__YOUR OBJECTIVE__: Restate each entry word for word, leaving nothing out.

__INPUT DATA__:
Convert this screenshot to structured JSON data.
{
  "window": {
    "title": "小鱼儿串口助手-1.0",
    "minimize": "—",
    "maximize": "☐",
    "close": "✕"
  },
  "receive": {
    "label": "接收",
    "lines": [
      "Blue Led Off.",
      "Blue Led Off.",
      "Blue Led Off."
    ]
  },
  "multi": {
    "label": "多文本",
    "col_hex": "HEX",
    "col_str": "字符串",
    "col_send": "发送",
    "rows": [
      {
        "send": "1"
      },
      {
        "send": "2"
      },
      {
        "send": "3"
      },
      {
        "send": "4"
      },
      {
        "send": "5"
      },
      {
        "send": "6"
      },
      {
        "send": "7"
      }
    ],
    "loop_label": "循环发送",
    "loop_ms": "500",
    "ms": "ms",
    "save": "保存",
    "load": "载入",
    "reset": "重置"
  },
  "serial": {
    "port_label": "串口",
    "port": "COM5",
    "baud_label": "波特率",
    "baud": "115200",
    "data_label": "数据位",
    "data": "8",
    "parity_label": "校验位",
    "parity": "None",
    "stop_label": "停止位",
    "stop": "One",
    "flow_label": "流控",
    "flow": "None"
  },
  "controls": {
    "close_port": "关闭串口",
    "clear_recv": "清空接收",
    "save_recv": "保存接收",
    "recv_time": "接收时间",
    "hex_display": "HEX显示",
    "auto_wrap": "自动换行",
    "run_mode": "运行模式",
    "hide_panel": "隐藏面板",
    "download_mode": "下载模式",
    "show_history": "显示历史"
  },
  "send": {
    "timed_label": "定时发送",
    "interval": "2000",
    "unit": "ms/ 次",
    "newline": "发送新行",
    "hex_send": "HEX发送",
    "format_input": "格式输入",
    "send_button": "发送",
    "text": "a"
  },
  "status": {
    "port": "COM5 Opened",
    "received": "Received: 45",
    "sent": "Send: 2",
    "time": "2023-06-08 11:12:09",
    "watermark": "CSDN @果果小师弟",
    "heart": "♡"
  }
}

__PROBLEM SOLUTION__:
Convert this screenshot to structured JSON data.
{
  "window": {
    "title": "小鱼儿串口助手-1.0",
    "minimize": "—",
    "maximize": "☐",
    "close": "✕"
  },
  "receive": {
    "label": "接收",
    "lines": [
      "Blue Led Off.",
      "Blue Led Off.",
      "Blue Led Off."
    ]
  },
  "multi": {
    "label": "多文本",
    "col_hex": "HEX",
    "col_str": "字符串",
    "col_send": "发送",
    "rows": [
      {
        "send": "1"
      },
      {
        "send": "2"
      },
      {
        "send": "3"
      },
      {
        "send": "4"
      },
      {
        "send": "5"
      },
      {
        "send": "6"
      },
      {
        "send": "7"
      }
    ],
    "loop_label": "循环发送",
    "loop_ms": "500",
    "ms": "ms",
    "save": "保存",
    "load": "载入",
    "reset": "重置"
  },
  "serial": {
    "port_label": "串口",
    "port": "COM5",
    "baud_label": "波特率",
    "baud": "115200",
    "data_label": "数据位",
    "data": "8",
    "parity_label": "校验位",
    "parity": "None",
    "stop_label": "停止位",
    "stop": "One",
    "flow_label": "流控",
    "flow": "None"
  },
  "controls": {
    "close_port": "关闭串口",
    "clear_recv": "清空接收",
    "save_recv": "保存接收",
    "recv_time": "接收时间",
    "hex_display": "HEX显示",
    "auto_wrap": "自动换行",
    "run_mode": "运行模式",
    "hide_panel": "隐藏面板",
    "download_mode": "下载模式",
    "show_history": "显示历史"
  },
  "send": {
    "timed_label": "定时发送",
    "interval": "2000",
    "unit": "ms/ 次",
    "newline": "发送新行",
    "hex_send": "HEX发送",
    "format_input": "格式输入",
    "send_button": "发送",
    "text": "a"
  },
  "status": {
    "port": "COM5 Opened",
    "received": "Received: 45",
    "sent": "Send: 2",
    "time": "2023-06-08 11:12:09",
    "watermark": "CSDN @果果小师弟",
    "heart": "♡"
  }
}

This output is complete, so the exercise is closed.